#### [GIVEN EXERCISE]
Write the listing below out again exactly, dropping the images.

------

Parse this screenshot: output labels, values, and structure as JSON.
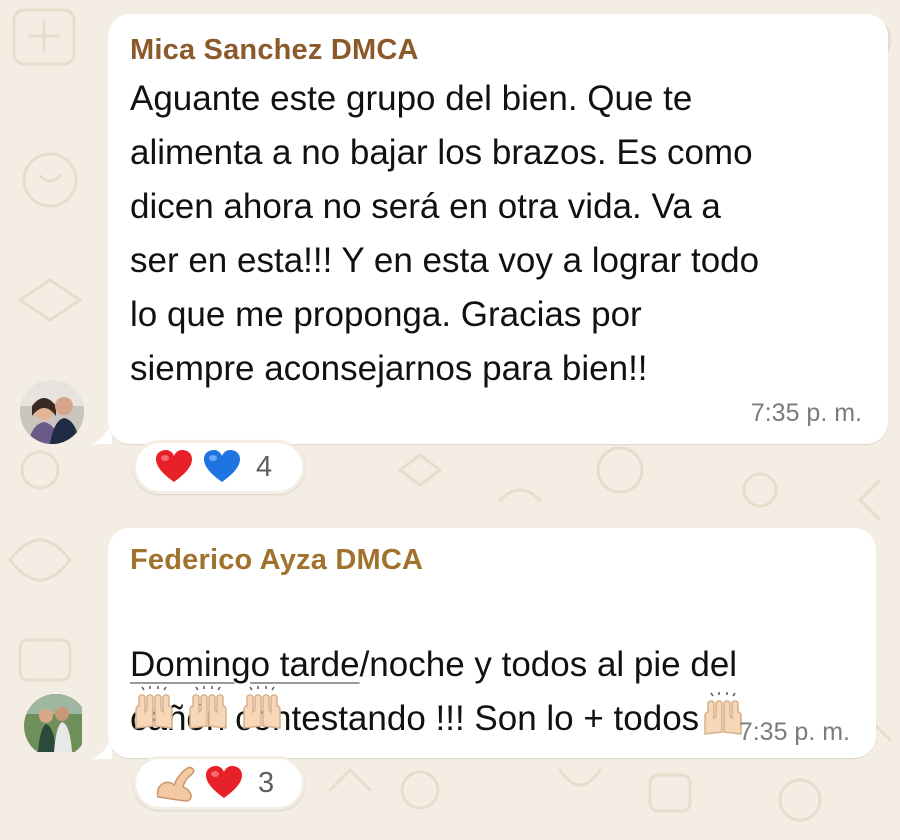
{
  "theme": {
    "background": "#f3ede3",
    "bubble": "#ffffff",
    "sender_color_1": "#8b5a2b",
    "sender_color_2": "#a0722c"
  },
  "messages": [
    {
      "sender": "Mica Sanchez DMCA",
      "text": "Aguante este grupo del bien. Que te\nalimenta a no bajar los brazos. Es como\ndicen ahora no será en otra vida. Va a\nser en esta!!! Y en esta voy a lograr todo\nlo que me proponga. Gracias por\nsiempre aconsejarnos para bien!!",
      "time": "7:35 p. m.",
      "reactions": {
        "emojis": [
          "red-heart",
          "blue-heart"
        ],
        "count": "4"
      },
      "avatar": "avatar-photo"
    },
    {
      "sender": "Federico Ayza DMCA",
      "text_link": "Domingo tarde",
      "text_rest": "/noche y todos al pie del\ncañón contestando !!! Son lo + todos",
      "trailing_emojis": [
        "raising-hands",
        "raising-hands",
        "raising-hands",
        "raising-hands"
      ],
      "time": "7:35 p. m.",
      "reactions": {
        "emojis": [
          "flexed-biceps",
          "red-heart"
        ],
        "count": "3"
      },
      "avatar": "avatar-photo"
    }
  ]
}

------

#### [RESULT FOR THIS EXERCISE]
Parse this screenshot: output labels, values, and structure as JSON.
{
  "theme": {
    "background": "#f3ede3",
    "bubble": "#ffffff",
    "sender_color_1": "#8b5a2b",
    "sender_color_2": "#a0722c"
  },
  "messages": [
    {
      "sender": "Mica Sanchez DMCA",
      "text": "Aguante este grupo del bien. Que te\nalimenta a no bajar los brazos. Es como\ndicen ahora no será en otra vida. Va a\nser en esta!!! Y en esta voy a lograr todo\nlo que me proponga. Gracias por\nsiempre aconsejarnos para bien!!",
      "time": "7:35 p. m.",
      "reactions": {
        "emojis": [
          "red-heart",
          "blue-heart"
        ],
        "count": "4"
      },
      "avatar": "avatar-photo"
    },
    {
      "sender": "Federico Ayza DMCA",
      "text_link": "Domingo tarde",
      "text_rest": "/noche y todos al pie del\ncañón contestando !!! Son lo + todos",
      "trailing_emojis": [
        "raising-hands",
        "raising-hands",
        "raising-hands",
        "raising-hands"
      ],
      "time": "7:35 p. m.",
      "reactions": {
        "emojis": [
          "flexed-biceps",
          "red-heart"
        ],
        "count": "3"
      },
      "avatar": "avatar-photo"
    }
  ]
}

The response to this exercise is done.